_GIVEN EXERCISE_:
Using the material below, copy every line where "المرعشي" appears.

Stored records:
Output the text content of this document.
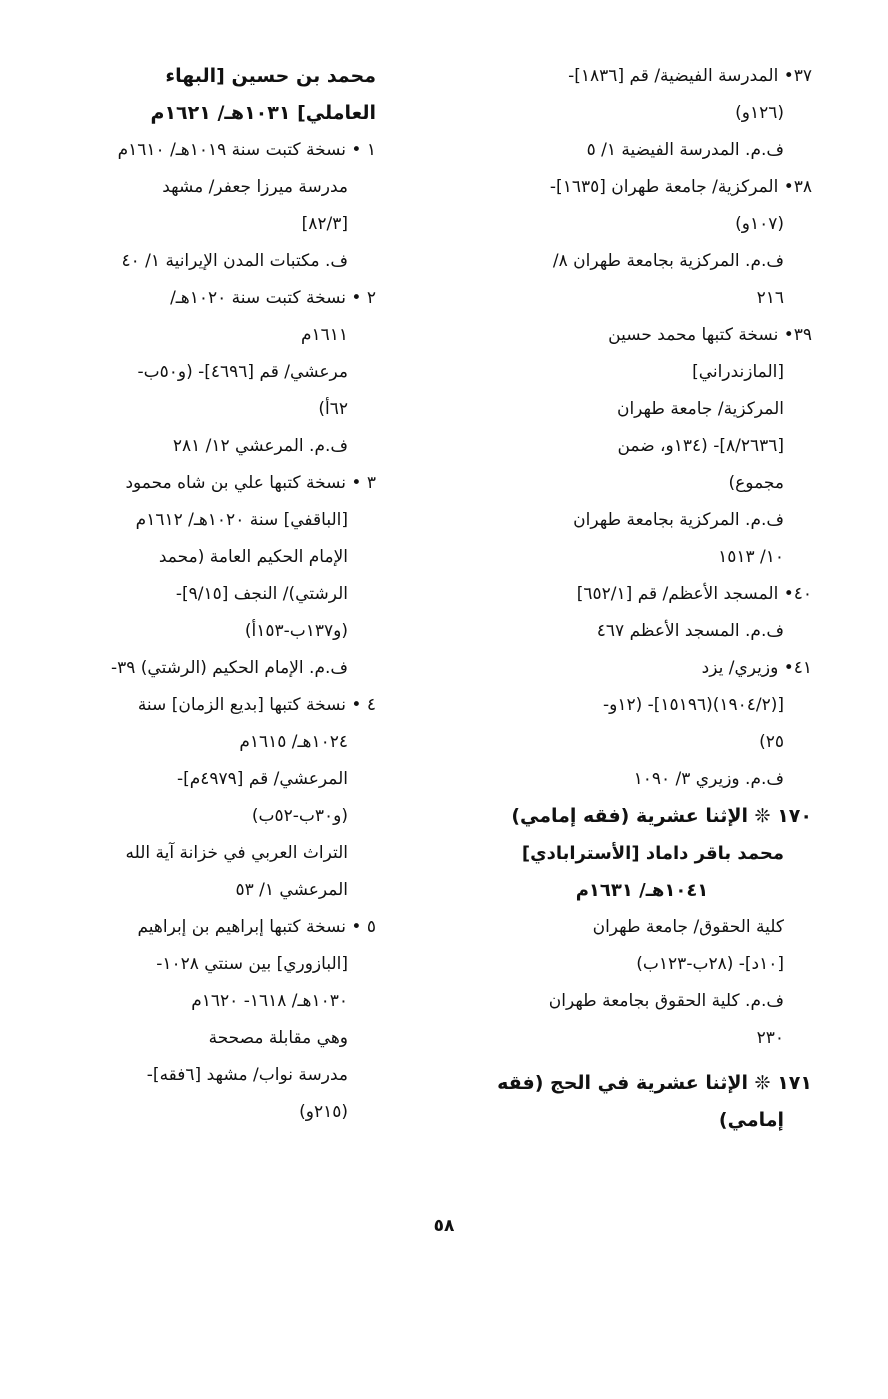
٣٧• المدرسة الفيضية/ قم [١٨٣٦]-
(١٢٦و)
ف.م. المدرسة الفيضية ١/ ٥
٣٨• المركزية/ جامعة طهران [١٦٣٥]-
(١٠٧و)
ف.م. المركزية بجامعة طهران ٨/
٢١٦
٣٩• نسخة كتبها محمد حسين
[المازندراني]
المركزية/ جامعة طهران
[٨/٢٦٣٦]- (١٣٤و، ضمن
مجموع)
ف.م. المركزية بجامعة طهران
١٠/ ١٥١٣
٤٠• المسجد الأعظم/ قم [٦٥٢/١]
ف.م. المسجد الأعظم ٤٦٧
٤١• وزيري/ يزد
[(١٩٠٤/٢)(١٥١٩٦]- (١٢و-
٢٥)
ف.م. وزيري ٣/ ١٠٩٠
١٧٠ ❊ الإثنا عشرية (فقه إمامي)
محمد باقر داماد [الأسترابادي]
١٠٤١هـ/ ١٦٣١م
كلية الحقوق/ جامعة طهران
[١٠د]- (٢٨ب-١٢٣ب)
ف.م. كلية الحقوق بجامعة طهران
٢٣٠
١٧١ ❊ الإثنا عشرية في الحج (فقه
إمامي)
محمد بن حسين [البهاء
العاملي] ١٠٣١هـ/ ١٦٢١م
١ • نسخة كتبت سنة ١٠١٩هـ/ ١٦١٠م
مدرسة ميرزا جعفر/ مشهد
[٨٢/٣]
ف. مكتبات المدن الإيرانية ١/ ٤٠
٢ • نسخة كتبت سنة ١٠٢٠هـ/
١٦١١م
مرعشي/ قم [٤٦٩٦]- (و٥٠ب-
٦٢أ)
ف.م. المرعشي ١٢/ ٢٨١
٣ • نسخة كتبها علي بن شاه محمود
[الباقفي] سنة ١٠٢٠هـ/ ١٦١٢م
الإمام الحكيم العامة (محمد
الرشتي)/ النجف [٩/١٥]-
(و١٣٧ب-١٥٣أ)
ف.م. الإمام الحكيم (الرشتي) ٣٩-
٤ • نسخة كتبها [بديع الزمان] سنة
١٠٢٤هـ/ ١٦١٥م
المرعشي/ قم [٤٩٧٩م]-
(و٣٠ب-٥٢ب)
التراث العربي في خزانة آية الله
المرعشي ١/ ٥٣
٥ • نسخة كتبها إبراهيم بن إبراهيم
[البازوري] بين سنتي ١٠٢٨-
١٠٣٠هـ/ ١٦١٨- ١٦٢٠م
وهي مقابلة مصححة
مدرسة نواب/ مشهد [٦فقه]-
(٢١٥و)
٥٨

_RESULT OF THIS TASK_:
ف.م. المرعشي ١٢/ ٢٨١
المرعشي/ قم [٤٩٧٩م]-
المرعشي ١/ ٥٣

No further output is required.